→ **To do**
Track down the lines that contain "triangle" and copy them.

****************************************

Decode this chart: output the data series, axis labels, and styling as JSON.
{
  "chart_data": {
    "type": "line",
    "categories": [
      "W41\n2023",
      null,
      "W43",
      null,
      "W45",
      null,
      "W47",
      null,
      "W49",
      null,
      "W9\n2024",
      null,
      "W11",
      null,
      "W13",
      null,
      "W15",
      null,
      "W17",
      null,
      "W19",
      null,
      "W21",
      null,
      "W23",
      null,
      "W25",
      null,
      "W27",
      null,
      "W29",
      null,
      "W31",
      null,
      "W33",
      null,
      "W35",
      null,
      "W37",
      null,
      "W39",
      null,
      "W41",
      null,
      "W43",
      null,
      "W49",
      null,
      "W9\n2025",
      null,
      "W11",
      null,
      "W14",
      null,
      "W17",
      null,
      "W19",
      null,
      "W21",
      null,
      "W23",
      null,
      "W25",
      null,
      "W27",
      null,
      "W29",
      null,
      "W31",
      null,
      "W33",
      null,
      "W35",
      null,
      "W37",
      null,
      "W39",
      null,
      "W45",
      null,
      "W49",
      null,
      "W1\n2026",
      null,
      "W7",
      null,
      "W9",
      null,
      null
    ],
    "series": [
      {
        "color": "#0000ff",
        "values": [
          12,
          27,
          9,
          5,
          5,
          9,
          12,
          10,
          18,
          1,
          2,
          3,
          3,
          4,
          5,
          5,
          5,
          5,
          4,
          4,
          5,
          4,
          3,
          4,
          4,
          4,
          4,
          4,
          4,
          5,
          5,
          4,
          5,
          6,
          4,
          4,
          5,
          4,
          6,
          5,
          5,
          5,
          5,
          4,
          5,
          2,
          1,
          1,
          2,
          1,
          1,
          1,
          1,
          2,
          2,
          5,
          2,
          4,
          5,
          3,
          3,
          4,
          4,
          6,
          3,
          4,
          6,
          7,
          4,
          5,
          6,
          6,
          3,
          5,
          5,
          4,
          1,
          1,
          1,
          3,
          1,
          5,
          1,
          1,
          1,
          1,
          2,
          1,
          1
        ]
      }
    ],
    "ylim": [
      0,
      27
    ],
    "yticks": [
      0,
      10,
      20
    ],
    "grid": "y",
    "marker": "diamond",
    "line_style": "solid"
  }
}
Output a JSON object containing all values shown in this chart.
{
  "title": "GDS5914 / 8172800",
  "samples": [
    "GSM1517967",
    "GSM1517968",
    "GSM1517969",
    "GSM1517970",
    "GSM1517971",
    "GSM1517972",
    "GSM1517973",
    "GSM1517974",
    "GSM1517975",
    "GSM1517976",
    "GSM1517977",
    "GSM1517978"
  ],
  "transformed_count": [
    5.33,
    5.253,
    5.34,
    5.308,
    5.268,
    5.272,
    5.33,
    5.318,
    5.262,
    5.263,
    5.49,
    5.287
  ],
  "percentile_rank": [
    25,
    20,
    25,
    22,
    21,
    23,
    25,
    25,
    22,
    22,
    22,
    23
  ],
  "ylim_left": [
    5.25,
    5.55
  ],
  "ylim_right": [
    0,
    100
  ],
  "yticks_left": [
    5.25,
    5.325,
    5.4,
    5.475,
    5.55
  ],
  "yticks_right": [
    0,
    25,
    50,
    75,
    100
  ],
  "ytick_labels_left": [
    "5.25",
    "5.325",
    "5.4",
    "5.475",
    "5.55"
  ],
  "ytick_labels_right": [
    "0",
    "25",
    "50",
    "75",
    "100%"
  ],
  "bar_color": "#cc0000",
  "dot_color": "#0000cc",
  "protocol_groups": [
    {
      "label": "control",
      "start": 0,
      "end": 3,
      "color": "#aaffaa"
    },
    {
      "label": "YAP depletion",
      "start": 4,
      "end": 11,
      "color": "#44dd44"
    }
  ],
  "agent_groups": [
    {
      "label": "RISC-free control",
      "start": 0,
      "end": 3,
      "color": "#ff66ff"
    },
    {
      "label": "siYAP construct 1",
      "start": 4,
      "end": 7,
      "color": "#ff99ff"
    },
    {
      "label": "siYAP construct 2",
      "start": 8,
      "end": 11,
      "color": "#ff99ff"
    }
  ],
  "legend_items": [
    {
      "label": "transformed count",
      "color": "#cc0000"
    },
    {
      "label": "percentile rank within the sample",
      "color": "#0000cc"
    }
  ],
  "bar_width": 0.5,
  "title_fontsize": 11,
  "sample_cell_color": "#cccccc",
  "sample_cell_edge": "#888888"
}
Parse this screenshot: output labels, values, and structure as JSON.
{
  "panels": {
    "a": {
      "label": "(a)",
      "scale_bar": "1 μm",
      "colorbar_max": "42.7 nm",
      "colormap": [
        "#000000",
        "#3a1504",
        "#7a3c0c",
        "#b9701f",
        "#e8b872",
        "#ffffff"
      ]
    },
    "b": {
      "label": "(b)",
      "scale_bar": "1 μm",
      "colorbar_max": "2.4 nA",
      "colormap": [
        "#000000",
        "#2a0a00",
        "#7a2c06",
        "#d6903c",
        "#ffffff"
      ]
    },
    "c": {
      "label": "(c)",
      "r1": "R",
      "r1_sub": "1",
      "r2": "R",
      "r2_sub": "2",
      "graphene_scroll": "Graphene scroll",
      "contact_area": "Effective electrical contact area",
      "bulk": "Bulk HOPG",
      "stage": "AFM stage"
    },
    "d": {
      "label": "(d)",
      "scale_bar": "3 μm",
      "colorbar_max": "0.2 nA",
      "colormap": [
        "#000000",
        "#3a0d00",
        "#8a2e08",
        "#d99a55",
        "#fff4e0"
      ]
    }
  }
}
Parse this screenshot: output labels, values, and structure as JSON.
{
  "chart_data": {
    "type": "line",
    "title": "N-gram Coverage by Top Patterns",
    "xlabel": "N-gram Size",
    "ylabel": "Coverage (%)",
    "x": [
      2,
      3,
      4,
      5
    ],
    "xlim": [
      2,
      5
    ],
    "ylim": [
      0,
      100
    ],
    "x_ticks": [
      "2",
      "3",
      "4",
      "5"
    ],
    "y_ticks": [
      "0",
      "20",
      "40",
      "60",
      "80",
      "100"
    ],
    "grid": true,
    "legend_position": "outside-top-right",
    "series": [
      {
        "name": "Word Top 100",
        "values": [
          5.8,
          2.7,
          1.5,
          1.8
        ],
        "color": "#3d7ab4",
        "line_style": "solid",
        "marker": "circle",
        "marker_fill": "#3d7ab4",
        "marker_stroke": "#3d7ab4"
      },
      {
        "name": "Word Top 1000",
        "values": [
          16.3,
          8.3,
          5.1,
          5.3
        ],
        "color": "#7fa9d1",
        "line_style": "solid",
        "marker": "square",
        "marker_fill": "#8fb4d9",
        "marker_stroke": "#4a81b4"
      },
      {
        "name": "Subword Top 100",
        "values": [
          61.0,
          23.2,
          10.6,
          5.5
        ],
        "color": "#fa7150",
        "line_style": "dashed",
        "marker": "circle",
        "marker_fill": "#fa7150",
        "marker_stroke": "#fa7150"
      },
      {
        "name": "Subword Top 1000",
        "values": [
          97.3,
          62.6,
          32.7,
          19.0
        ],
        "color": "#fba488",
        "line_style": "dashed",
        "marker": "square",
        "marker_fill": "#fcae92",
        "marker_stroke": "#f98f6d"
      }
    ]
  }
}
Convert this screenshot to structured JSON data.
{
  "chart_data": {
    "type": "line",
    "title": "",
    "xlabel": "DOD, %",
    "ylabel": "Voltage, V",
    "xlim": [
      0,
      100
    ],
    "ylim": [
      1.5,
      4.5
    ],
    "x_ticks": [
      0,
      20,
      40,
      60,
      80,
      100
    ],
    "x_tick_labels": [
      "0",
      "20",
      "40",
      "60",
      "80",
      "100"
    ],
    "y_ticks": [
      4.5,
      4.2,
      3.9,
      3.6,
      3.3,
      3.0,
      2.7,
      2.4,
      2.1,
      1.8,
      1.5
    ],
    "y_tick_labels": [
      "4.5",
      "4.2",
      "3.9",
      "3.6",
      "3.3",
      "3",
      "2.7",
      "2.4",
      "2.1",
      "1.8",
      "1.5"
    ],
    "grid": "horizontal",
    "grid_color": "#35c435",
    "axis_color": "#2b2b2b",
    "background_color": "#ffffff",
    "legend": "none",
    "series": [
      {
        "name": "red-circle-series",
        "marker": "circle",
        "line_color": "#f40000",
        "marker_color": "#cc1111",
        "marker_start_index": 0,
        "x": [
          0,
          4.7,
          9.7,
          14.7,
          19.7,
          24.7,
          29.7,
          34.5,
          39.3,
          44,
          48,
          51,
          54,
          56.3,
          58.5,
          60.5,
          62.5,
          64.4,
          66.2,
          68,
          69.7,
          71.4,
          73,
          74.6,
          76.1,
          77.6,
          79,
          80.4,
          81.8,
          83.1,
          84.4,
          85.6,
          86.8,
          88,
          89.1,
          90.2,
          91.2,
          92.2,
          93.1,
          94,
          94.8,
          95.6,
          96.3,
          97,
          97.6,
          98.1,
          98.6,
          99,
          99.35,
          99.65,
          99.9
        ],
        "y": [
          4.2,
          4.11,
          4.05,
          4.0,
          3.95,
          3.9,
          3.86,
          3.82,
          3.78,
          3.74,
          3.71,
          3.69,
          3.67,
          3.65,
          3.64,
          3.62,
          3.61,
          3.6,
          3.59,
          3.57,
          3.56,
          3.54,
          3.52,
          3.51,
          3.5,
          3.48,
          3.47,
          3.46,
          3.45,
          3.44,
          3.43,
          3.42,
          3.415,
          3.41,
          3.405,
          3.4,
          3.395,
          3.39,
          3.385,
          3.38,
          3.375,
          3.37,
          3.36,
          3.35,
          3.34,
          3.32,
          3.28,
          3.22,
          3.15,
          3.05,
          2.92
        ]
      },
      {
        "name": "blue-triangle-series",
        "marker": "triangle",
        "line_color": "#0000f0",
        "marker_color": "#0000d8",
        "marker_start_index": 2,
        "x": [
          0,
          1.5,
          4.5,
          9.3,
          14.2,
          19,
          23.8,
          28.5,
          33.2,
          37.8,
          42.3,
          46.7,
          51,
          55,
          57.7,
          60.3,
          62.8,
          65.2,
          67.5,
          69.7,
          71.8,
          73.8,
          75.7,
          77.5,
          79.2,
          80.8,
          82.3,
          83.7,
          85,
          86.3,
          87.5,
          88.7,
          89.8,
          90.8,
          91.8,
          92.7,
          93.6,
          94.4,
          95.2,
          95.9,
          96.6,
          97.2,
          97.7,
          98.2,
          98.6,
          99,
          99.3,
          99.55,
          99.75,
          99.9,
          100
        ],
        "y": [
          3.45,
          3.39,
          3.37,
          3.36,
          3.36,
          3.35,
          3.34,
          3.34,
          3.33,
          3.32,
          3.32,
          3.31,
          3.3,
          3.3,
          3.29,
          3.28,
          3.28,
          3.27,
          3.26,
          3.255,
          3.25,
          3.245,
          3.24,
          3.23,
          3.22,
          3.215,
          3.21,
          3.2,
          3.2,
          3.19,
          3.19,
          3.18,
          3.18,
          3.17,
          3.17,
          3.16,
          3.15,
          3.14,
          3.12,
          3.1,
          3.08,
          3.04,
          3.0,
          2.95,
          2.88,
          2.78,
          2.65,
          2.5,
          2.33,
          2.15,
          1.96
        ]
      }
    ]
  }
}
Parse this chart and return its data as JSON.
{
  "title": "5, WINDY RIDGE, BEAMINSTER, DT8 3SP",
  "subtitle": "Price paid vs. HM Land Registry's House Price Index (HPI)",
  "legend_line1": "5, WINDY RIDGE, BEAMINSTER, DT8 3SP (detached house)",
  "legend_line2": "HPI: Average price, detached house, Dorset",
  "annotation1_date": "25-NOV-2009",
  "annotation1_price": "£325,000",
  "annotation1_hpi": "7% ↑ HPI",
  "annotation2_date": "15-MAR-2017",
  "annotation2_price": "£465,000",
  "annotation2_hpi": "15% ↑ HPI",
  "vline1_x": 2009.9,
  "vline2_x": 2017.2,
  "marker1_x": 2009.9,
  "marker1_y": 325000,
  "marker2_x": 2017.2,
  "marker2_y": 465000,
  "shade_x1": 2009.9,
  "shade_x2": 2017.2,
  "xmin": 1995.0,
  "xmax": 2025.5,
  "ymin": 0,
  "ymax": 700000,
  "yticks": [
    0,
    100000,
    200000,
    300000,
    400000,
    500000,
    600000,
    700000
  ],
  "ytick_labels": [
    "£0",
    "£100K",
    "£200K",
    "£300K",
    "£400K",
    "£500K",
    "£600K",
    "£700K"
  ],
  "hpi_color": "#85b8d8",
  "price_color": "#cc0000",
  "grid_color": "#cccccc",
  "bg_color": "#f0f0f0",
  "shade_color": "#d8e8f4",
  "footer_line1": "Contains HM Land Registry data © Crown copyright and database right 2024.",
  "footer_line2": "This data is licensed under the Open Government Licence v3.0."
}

****************************************

→ **Result below**
        "name": "blue-triangle-series",
        "marker": "triangle",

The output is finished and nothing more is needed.